▼

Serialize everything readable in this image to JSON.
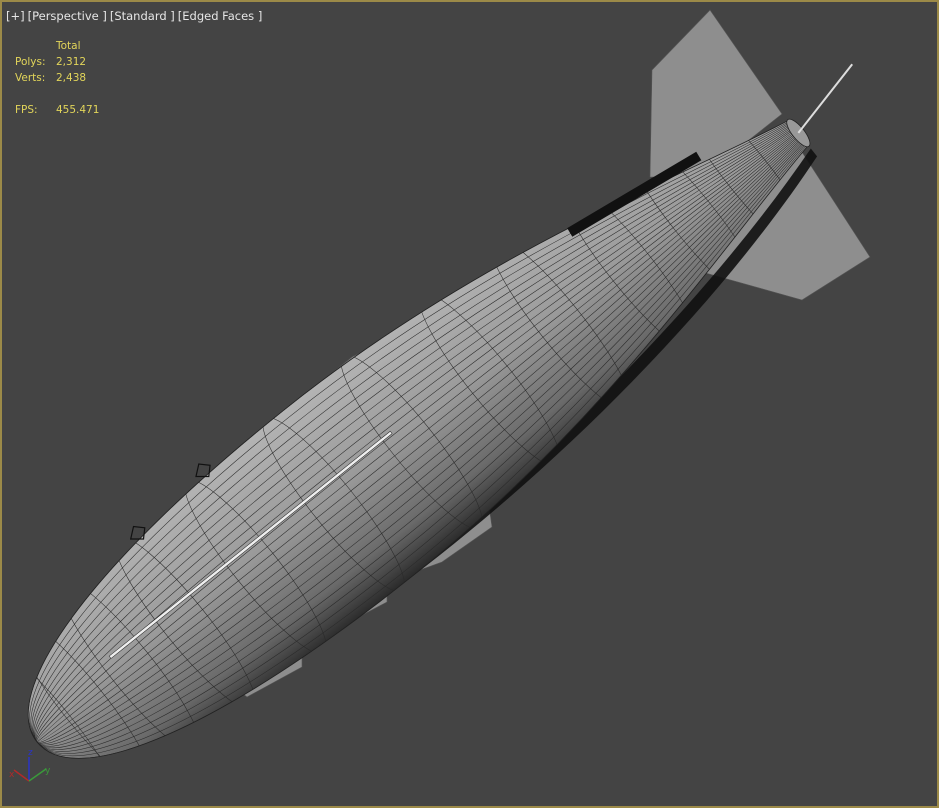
{
  "viewport": {
    "menu_plus": "[+]",
    "view_label": "[Perspective ]",
    "shading_label": "[Standard ]",
    "edges_label": "[Edged Faces ]"
  },
  "stats": {
    "header": "Total",
    "polys_label": "Polys:",
    "polys_value": "2,312",
    "verts_label": "Verts:",
    "verts_value": "2,438",
    "fps_label": "FPS:",
    "fps_value": "455.471"
  },
  "colors": {
    "border": "#9c8a48",
    "background": "#444444",
    "stats_text": "#e2d55a"
  },
  "gizmo": {
    "x": "x",
    "y": "y",
    "z": "z"
  }
}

▲

Exercise aim | Restate the whole listing above exactly, please, omitting every image.

Task solution |
Serialize everything readable in this image to JSON.
{
  "viewport": {
    "menu_plus": "[+]",
    "view_label": "[Perspective ]",
    "shading_label": "[Standard ]",
    "edges_label": "[Edged Faces ]"
  },
  "stats": {
    "header": "Total",
    "polys_label": "Polys:",
    "polys_value": "2,312",
    "verts_label": "Verts:",
    "verts_value": "2,438",
    "fps_label": "FPS:",
    "fps_value": "455.471"
  },
  "colors": {
    "border": "#9c8a48",
    "background": "#444444",
    "stats_text": "#e2d55a"
  },
  "gizmo": {
    "x": "x",
    "y": "y",
    "z": "z"
  }
}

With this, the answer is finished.